- _Data supplied_
___

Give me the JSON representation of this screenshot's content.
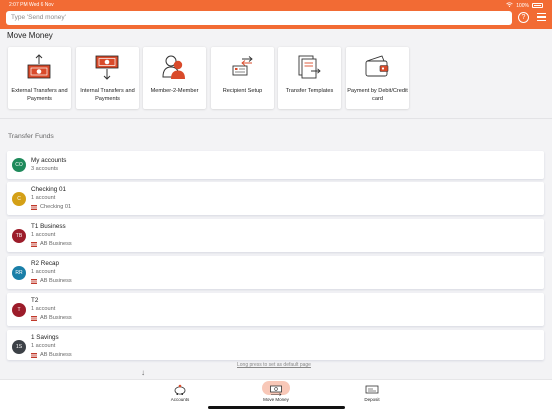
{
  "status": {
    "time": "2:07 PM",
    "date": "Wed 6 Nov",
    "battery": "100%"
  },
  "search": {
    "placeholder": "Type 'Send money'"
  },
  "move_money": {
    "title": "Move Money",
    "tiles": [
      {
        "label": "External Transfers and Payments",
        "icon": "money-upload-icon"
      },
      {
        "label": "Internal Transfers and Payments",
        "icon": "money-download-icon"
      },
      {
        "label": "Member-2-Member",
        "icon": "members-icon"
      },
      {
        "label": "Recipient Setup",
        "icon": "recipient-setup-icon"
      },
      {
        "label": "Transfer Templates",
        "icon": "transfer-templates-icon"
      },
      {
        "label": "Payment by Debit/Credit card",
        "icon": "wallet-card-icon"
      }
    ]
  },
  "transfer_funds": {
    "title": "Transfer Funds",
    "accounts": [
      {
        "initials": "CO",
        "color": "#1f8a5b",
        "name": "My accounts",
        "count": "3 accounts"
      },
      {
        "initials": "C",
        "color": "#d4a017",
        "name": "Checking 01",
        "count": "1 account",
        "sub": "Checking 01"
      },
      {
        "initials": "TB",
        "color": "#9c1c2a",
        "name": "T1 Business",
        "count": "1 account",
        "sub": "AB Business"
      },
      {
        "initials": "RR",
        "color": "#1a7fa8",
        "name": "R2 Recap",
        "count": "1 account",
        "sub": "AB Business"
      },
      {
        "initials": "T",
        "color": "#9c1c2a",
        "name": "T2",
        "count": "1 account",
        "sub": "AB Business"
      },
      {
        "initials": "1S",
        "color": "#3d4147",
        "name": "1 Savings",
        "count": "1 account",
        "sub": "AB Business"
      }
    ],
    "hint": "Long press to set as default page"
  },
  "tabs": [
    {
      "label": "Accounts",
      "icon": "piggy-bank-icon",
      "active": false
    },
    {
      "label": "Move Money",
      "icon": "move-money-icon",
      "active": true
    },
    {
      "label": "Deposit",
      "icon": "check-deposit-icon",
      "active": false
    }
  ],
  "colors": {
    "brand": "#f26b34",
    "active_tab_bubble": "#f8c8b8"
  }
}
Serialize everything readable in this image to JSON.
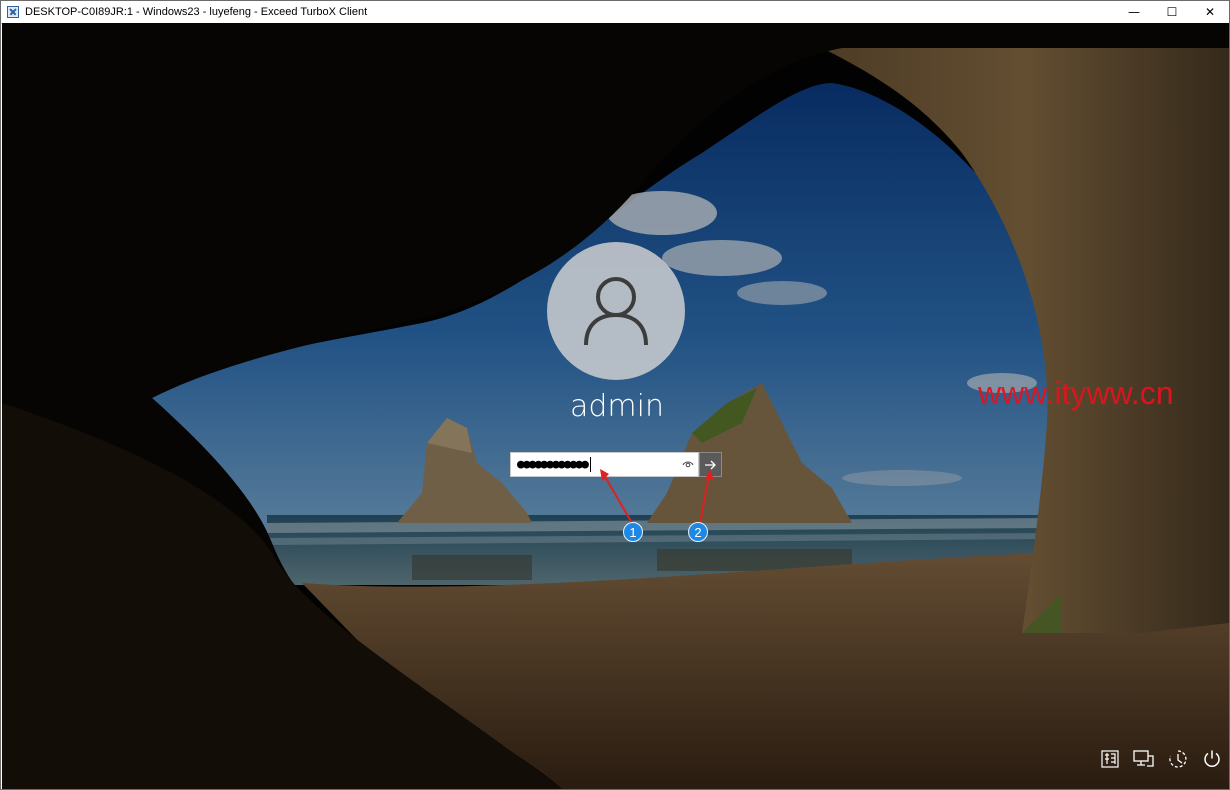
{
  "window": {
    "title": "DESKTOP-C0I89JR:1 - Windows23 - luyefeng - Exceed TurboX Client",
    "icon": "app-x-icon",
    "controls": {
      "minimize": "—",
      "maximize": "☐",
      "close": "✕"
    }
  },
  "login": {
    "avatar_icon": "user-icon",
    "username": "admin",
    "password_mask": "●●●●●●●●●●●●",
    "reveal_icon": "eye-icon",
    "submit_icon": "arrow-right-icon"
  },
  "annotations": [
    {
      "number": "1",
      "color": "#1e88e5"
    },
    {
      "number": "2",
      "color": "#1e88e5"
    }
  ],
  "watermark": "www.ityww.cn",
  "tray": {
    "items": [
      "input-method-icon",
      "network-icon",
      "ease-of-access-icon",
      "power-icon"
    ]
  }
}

___

- _Stated problem_
Using the records above, select and copy every line that has the word "Payments".

- _The answer_
        "label": "External Transfers and Payments",
        "label": "Internal Transfers and Payments",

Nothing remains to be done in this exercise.